Reproduce the following material exactly, including every line.

Entries shown:
-------------------------

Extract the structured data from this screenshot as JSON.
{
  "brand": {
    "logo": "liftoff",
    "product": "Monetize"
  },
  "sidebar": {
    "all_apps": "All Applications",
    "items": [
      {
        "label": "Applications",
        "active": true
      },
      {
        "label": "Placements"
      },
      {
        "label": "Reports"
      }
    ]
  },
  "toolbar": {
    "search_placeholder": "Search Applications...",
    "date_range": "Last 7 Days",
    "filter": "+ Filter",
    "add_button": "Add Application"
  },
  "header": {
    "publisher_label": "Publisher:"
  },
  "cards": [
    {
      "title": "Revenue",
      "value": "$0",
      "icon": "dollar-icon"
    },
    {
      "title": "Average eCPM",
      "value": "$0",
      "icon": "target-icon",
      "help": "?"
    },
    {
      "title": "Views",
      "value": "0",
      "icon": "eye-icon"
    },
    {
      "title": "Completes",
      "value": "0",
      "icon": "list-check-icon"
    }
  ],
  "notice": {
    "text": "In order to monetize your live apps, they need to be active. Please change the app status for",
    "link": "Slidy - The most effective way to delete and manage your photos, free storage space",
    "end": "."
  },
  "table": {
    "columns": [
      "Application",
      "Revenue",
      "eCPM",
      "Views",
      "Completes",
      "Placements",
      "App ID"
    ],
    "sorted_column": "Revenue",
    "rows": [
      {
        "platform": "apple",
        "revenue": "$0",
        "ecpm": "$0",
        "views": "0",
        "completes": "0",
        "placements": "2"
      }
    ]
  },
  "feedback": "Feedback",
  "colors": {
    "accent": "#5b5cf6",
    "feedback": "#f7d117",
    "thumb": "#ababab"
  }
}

-------------------------

Exercise response:
Extract the structured data from this screenshot as JSON.
{
  "brand": {
    "logo": "liftoff",
    "product": "Monetize"
  },
  "sidebar": {
    "all_apps": "All Applications",
    "items": [
      {
        "label": "Applications",
        "active": true
      },
      {
        "label": "Placements"
      },
      {
        "label": "Reports"
      }
    ]
  },
  "toolbar": {
    "search_placeholder": "Search Applications...",
    "date_range": "Last 7 Days",
    "filter": "+ Filter",
    "add_button": "Add Application"
  },
  "header": {
    "publisher_label": "Publisher:"
  },
  "cards": [
    {
      "title": "Revenue",
      "value": "$0",
      "icon": "dollar-icon"
    },
    {
      "title": "Average eCPM",
      "value": "$0",
      "icon": "target-icon",
      "help": "?"
    },
    {
      "title": "Views",
      "value": "0",
      "icon": "eye-icon"
    },
    {
      "title": "Completes",
      "value": "0",
      "icon": "list-check-icon"
    }
  ],
  "notice": {
    "text": "In order to monetize your live apps, they need to be active. Please change the app status for",
    "link": "Slidy - The most effective way to delete and manage your photos, free storage space",
    "end": "."
  },
  "table": {
    "columns": [
      "Application",
      "Revenue",
      "eCPM",
      "Views",
      "Completes",
      "Placements",
      "App ID"
    ],
    "sorted_column": "Revenue",
    "rows": [
      {
        "platform": "apple",
        "revenue": "$0",
        "ecpm": "$0",
        "views": "0",
        "completes": "0",
        "placements": "2"
      }
    ]
  },
  "feedback": "Feedback",
  "colors": {
    "accent": "#5b5cf6",
    "feedback": "#f7d117",
    "thumb": "#ababab"
  }
}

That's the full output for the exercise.